■ SOURCE PASSAGE ■
- - - - - - -
Titane

* * * *

Seemingly inspired by Boys Don’t Cry (1999), feature documentary The Imposter (2012) and David Cronenberg’s 1996 adaptation of J.G. Ballard’s Crash, Julia Ducournau’s Palme D’Or-winning follow-up to Raw (2016) – my favourite film of the past five years – is tender and raw, ferocious and funny, and, despite wearing its influences on its diesel-stained sleeve, a true original. While not as brilliant as Raw (and I should not spend Ducournau’s career seeking something that is; Welles never topped Kane, right?), Titane is a major work by a major filmmaker, and echoes in the mind long after its loud credits roll.

Ready for a bonkers one-line synopsis? A young female exotic dancer serial killer goes into hiding with a grief-stricken fireman after having sex with a car. Yep. And that’s kind of spoiler-free. There’s a lot more.

The fireman is played by Vincent Lindon and it’s in his performance, and the relationship he builds with the murderous dancer Alexia (Agathe Rousselle, making an astonishing feature debut), that tenderness resides. At its heart, outside of the crowd-freaking acts of violence and depravity (no greater, by the way, than any in Raw), this is that old chestnut: a tale of two lost, deeply damaged souls finding each other. The film becomes increasingly – yes, tender – as it goes on, culminating in an ending as perfect, and perfectly moving, as it is inevitable.
- - - - - - -
■ DATASET ■
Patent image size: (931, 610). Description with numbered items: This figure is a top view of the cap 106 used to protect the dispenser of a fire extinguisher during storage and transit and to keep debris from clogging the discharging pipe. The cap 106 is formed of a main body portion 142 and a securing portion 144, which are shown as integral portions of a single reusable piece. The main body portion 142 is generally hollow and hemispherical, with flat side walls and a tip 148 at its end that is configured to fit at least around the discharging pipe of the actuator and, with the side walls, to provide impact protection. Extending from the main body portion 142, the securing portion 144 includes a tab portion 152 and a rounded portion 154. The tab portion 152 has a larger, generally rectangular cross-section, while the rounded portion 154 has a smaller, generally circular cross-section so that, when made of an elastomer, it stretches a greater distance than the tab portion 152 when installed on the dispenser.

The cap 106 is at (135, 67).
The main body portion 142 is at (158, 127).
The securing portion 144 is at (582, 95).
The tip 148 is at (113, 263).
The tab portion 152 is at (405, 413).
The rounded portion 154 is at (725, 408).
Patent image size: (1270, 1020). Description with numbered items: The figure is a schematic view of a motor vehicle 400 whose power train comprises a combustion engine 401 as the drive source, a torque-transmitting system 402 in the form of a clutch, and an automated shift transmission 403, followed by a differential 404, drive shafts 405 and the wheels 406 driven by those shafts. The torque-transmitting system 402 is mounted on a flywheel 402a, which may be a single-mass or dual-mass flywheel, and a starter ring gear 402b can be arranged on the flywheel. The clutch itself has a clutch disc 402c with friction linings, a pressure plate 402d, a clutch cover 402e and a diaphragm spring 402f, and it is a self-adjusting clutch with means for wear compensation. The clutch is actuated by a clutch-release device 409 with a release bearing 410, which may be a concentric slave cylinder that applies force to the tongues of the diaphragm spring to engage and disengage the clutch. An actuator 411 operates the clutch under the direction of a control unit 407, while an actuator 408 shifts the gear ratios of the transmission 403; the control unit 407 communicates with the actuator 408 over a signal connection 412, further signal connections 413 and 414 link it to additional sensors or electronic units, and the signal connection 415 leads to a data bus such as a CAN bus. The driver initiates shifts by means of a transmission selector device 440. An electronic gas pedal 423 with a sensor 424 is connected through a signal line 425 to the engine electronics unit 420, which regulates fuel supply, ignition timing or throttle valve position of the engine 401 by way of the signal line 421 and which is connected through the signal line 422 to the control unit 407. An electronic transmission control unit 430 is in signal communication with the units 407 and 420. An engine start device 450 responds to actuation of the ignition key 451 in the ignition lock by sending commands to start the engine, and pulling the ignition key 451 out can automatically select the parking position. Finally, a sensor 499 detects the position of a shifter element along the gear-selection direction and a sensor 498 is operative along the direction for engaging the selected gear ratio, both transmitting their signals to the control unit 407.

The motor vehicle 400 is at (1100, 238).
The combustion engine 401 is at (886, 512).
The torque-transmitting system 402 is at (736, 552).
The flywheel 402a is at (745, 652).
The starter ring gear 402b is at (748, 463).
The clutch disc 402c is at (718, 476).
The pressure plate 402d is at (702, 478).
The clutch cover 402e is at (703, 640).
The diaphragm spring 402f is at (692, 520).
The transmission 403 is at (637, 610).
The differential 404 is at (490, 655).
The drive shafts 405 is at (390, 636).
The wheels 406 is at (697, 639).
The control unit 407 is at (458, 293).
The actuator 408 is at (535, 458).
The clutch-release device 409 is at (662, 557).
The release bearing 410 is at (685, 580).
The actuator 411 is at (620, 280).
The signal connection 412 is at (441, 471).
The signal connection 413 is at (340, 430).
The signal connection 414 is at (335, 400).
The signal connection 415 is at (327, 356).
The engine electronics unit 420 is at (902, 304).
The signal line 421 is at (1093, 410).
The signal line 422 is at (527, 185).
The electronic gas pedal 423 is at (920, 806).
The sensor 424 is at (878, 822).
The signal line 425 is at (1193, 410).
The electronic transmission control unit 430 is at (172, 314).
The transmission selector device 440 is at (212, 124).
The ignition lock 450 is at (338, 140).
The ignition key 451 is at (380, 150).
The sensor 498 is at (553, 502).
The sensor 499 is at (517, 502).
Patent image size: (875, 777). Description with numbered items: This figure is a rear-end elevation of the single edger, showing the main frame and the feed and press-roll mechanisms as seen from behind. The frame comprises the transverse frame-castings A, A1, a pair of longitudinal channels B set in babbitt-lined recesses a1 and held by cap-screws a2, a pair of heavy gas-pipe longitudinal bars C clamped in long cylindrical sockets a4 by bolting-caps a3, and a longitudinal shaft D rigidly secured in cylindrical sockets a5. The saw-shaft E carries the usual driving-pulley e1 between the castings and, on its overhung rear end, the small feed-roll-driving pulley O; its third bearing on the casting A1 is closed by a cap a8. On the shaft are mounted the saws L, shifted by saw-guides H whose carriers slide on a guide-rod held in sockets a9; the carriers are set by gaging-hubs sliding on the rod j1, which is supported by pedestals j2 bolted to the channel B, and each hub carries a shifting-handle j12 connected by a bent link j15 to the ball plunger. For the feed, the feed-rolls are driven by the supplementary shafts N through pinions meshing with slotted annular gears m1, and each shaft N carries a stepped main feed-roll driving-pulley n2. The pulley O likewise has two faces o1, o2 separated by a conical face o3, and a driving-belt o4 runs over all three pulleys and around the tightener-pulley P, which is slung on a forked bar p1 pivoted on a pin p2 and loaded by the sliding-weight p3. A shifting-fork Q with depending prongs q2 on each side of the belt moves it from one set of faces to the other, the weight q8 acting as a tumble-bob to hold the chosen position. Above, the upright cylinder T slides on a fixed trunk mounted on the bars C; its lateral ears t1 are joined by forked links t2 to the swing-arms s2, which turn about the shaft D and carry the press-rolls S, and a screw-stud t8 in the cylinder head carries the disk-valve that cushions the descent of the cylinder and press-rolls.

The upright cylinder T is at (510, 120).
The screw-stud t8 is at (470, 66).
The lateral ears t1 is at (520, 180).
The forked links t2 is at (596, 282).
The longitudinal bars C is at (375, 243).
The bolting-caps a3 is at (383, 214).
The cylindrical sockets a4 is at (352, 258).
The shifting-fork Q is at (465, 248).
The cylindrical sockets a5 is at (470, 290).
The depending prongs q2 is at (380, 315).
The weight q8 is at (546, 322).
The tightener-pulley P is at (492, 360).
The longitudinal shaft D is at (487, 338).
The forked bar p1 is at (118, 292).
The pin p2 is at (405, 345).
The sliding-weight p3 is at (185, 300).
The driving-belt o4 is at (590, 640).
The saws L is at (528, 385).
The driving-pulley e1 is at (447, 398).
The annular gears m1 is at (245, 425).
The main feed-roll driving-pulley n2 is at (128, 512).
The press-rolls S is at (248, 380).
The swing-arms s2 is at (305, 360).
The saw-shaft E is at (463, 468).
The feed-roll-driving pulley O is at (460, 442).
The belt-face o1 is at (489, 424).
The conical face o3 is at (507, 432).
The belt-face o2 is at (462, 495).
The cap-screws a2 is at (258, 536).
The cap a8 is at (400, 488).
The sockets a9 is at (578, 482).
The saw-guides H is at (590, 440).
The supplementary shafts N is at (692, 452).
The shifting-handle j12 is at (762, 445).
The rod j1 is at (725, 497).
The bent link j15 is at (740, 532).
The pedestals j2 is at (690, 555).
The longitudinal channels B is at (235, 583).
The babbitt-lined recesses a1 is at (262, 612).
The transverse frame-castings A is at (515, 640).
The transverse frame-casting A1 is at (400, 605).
- - - - - - -
■ THE TASK ■
From the Titane review above, list every work the reviewer says the film seems inspired by.

■ WRITTEN SOLUTION ■
- Boys Don’t Cry (1999)
- The Imposter (2012)
- David Cronenberg’s 1996 adaptation of J.G. Ballard’s Crash